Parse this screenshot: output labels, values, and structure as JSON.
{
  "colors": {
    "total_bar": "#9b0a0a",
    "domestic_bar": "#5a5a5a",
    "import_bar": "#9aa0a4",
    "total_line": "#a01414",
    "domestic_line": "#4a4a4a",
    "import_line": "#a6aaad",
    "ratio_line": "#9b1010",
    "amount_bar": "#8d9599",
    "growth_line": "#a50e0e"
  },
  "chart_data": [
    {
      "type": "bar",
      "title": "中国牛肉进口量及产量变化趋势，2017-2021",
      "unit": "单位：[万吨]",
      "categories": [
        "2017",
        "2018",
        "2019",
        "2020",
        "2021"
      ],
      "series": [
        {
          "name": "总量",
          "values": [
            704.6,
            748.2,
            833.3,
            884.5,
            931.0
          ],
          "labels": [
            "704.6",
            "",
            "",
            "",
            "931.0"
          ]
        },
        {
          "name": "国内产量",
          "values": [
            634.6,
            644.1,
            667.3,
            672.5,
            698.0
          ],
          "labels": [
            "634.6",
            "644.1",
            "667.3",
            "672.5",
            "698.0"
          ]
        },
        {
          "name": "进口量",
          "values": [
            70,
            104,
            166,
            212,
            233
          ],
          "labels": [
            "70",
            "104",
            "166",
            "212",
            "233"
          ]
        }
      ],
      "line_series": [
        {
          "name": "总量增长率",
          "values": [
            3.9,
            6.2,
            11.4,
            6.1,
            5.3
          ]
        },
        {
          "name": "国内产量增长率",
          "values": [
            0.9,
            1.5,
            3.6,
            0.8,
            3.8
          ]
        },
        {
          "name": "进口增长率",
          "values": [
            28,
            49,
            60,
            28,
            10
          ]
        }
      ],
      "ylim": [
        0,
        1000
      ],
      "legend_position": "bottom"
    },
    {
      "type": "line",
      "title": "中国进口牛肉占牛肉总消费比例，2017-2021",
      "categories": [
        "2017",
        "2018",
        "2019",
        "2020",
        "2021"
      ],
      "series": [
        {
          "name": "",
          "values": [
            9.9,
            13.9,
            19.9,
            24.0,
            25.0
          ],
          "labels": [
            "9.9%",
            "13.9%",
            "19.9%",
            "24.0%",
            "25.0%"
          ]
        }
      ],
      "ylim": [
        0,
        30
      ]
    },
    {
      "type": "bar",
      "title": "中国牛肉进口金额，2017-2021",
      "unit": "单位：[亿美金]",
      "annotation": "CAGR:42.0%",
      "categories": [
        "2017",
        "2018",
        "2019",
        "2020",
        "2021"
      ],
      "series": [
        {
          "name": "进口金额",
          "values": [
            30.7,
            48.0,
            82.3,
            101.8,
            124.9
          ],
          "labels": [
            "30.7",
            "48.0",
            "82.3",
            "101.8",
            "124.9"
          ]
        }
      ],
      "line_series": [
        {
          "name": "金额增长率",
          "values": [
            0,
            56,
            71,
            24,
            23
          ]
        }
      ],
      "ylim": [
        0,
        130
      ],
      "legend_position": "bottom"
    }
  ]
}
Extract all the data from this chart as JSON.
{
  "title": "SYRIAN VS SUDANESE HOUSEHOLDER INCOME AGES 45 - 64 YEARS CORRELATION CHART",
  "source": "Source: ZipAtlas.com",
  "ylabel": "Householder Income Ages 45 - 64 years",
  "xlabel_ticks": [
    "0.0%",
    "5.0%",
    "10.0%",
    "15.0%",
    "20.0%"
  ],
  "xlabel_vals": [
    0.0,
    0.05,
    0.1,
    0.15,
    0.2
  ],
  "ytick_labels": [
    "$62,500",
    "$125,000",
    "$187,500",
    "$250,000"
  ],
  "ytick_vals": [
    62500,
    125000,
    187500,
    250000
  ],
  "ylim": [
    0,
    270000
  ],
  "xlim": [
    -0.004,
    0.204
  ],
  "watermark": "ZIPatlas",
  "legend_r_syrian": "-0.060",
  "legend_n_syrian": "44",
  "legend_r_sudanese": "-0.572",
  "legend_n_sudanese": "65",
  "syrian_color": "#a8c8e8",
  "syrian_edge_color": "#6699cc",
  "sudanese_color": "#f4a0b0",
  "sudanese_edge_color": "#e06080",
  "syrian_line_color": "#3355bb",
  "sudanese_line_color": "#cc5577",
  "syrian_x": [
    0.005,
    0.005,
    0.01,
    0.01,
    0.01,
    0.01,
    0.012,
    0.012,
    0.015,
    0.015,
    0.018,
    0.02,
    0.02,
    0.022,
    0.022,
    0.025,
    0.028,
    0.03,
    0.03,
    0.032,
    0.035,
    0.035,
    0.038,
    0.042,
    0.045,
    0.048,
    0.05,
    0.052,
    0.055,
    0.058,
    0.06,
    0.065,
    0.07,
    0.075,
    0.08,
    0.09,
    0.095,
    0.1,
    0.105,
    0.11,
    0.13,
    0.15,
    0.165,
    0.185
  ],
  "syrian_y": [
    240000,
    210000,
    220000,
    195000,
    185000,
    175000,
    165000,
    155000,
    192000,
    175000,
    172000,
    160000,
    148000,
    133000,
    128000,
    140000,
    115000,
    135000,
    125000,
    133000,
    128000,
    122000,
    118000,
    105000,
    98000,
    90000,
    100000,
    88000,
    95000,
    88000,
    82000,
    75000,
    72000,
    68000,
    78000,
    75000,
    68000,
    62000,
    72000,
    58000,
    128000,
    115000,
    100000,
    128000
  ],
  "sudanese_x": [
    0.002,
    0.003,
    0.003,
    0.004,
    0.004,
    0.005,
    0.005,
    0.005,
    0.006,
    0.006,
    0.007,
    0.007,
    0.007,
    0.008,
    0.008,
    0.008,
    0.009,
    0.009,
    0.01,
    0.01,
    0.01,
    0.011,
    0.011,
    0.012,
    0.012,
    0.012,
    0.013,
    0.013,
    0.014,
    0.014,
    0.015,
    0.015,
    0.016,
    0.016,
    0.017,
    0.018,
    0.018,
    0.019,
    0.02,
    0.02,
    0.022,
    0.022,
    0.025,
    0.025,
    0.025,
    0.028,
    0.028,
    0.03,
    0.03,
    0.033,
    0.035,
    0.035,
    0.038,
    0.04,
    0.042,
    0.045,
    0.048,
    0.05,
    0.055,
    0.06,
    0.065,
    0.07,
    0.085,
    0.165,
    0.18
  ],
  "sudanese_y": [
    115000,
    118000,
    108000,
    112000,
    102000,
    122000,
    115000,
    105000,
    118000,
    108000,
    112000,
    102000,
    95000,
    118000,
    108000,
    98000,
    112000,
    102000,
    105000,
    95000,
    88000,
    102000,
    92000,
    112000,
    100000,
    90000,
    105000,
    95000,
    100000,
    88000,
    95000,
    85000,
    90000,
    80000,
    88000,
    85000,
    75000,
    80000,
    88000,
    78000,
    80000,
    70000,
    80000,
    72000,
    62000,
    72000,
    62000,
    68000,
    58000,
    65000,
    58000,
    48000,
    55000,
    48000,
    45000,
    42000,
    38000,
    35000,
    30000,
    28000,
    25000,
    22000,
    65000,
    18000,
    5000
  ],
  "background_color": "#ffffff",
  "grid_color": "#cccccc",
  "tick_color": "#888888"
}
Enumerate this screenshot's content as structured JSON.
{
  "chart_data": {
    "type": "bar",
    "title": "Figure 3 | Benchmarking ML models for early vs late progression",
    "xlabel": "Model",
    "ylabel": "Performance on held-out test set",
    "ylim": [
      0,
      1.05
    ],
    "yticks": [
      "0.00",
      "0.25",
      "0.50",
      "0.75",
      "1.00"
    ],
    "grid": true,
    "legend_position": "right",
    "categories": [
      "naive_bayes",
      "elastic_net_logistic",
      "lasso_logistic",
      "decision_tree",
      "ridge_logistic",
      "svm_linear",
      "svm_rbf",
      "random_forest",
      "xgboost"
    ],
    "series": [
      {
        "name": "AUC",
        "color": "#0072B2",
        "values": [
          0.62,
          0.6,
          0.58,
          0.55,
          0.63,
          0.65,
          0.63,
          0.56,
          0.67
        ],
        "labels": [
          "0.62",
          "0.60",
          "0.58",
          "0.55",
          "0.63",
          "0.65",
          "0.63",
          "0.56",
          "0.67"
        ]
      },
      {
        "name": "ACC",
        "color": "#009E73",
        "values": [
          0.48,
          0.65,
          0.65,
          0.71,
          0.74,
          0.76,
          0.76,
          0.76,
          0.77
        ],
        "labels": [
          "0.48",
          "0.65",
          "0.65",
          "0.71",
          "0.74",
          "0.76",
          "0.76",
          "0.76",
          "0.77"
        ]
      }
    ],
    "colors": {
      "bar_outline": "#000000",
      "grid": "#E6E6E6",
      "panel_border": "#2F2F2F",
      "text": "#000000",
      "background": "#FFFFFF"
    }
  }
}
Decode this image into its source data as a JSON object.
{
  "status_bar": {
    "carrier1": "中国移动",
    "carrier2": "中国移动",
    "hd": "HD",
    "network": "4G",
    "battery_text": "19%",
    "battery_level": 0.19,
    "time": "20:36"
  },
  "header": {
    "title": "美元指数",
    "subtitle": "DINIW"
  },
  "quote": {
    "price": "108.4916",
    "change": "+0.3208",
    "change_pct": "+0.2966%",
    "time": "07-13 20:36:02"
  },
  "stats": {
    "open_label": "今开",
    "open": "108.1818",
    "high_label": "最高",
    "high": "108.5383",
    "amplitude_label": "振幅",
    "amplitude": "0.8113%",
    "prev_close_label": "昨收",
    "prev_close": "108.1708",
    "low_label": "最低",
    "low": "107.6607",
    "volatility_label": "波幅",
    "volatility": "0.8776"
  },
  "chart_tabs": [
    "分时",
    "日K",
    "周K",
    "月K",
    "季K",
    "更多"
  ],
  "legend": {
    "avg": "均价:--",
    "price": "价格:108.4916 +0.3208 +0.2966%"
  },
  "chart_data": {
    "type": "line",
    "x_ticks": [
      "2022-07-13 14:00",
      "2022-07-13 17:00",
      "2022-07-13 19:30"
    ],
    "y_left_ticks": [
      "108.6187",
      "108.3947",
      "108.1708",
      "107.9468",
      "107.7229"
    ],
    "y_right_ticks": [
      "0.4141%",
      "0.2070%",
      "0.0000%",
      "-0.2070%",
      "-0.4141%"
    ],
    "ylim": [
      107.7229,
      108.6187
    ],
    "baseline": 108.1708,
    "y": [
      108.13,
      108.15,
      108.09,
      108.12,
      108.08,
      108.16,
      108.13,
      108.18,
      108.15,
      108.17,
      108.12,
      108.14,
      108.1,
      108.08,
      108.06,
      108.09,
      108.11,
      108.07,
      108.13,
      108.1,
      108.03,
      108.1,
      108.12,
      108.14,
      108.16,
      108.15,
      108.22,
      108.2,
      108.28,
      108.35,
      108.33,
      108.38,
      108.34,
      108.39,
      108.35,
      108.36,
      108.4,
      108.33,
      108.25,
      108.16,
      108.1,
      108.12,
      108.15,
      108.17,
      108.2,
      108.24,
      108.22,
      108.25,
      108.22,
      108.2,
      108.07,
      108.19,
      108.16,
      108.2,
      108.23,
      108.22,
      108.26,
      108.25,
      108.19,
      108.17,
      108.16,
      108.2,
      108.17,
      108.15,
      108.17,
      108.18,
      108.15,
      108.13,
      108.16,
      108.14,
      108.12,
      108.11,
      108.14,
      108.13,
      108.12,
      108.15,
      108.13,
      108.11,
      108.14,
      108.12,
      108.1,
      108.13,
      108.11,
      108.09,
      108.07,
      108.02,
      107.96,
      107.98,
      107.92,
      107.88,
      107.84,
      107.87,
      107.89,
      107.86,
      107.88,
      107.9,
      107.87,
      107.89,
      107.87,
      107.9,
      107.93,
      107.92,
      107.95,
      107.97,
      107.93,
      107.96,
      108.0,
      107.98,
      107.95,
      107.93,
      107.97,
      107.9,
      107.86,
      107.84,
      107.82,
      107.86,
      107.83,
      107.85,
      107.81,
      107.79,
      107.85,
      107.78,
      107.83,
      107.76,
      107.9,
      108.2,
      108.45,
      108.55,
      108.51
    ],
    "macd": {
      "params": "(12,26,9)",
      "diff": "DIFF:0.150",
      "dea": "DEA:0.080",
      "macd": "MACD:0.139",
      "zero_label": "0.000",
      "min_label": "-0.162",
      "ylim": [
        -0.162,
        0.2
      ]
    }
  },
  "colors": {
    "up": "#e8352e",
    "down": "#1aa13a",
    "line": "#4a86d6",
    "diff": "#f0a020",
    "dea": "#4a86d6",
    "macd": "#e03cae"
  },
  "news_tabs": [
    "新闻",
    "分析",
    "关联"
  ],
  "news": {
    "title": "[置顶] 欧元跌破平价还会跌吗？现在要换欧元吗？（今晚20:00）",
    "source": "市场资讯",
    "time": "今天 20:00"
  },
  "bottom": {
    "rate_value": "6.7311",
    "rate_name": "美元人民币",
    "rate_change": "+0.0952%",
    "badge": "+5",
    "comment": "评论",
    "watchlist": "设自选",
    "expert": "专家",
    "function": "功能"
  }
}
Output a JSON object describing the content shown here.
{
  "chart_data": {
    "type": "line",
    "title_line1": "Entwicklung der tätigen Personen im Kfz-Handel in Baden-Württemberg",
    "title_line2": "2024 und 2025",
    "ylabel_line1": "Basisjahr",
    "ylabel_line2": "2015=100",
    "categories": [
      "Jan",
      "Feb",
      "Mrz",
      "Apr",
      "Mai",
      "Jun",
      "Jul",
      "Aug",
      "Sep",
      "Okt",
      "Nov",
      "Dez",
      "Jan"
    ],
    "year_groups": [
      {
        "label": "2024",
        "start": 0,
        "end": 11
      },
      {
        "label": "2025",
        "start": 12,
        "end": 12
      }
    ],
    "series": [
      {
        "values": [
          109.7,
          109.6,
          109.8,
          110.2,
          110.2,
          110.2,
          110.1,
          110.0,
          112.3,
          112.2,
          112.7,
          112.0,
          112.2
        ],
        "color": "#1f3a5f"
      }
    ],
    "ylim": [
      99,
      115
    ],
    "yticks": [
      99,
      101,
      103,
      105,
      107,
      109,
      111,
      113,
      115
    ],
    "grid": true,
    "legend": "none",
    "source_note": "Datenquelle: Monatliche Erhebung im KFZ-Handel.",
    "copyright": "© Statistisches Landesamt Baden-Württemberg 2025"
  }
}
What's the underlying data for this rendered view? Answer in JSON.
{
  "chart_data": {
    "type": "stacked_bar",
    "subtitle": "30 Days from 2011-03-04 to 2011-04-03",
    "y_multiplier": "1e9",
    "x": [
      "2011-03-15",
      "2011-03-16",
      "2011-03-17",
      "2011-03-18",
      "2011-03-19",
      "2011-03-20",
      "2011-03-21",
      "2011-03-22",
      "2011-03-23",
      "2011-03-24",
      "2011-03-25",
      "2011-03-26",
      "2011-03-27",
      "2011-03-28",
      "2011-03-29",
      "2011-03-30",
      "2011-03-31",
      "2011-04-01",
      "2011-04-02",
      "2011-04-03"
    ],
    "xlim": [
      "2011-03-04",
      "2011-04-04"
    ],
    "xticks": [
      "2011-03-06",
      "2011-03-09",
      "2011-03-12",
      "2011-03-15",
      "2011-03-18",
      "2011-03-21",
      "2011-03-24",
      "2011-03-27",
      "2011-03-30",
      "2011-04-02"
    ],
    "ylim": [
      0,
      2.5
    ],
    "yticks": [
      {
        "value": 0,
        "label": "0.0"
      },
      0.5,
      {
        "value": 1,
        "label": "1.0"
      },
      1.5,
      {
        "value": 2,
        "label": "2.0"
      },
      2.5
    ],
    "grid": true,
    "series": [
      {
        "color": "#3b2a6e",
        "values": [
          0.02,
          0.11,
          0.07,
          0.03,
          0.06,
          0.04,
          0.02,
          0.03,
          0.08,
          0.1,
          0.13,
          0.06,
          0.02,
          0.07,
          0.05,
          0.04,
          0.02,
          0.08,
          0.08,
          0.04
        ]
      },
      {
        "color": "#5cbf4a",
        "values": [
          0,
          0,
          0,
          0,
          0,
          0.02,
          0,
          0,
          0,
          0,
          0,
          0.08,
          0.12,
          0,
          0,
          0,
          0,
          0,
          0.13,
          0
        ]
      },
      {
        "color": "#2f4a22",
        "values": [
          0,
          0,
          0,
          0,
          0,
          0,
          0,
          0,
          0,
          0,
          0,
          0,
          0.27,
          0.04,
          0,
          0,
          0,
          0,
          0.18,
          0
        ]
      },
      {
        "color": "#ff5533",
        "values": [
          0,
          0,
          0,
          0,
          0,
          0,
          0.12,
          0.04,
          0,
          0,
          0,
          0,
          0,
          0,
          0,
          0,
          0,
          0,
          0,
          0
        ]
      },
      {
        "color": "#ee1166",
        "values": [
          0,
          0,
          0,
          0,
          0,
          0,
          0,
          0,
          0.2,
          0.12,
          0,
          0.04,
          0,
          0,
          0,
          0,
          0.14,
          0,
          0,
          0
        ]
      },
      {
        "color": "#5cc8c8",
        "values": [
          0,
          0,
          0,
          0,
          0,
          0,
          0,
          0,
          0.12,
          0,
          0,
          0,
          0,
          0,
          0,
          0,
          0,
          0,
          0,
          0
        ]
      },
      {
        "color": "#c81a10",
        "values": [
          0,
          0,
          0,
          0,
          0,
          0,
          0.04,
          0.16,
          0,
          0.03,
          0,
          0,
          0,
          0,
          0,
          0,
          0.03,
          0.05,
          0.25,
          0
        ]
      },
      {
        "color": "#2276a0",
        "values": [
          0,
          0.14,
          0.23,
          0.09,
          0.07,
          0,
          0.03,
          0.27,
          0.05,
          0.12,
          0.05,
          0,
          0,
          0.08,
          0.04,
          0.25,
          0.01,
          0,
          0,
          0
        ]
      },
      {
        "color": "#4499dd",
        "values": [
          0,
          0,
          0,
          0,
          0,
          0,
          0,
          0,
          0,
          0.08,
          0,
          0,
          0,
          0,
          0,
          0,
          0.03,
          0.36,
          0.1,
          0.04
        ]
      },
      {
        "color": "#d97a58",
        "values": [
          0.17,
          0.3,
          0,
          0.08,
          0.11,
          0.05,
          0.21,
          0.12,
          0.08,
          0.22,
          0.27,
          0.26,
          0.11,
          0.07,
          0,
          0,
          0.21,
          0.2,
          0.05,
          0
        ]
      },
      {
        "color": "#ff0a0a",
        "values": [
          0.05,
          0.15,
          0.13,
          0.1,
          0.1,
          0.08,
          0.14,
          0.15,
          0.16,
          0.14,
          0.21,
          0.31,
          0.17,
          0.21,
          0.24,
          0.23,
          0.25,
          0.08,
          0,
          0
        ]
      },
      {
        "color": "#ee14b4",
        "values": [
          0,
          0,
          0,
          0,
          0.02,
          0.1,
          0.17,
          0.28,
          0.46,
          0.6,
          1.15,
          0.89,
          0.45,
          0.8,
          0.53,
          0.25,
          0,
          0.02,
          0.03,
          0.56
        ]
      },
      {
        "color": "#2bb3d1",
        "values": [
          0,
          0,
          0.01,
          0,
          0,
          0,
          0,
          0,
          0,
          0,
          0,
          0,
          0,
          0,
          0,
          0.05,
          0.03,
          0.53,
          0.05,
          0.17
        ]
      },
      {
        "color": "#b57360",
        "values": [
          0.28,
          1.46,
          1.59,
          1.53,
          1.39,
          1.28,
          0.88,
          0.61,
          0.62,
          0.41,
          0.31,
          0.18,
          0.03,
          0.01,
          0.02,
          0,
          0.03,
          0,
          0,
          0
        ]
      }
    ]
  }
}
··········
• What is required:
State the number of lines above that hold the string "from", with nothing added.

• Task answer:
2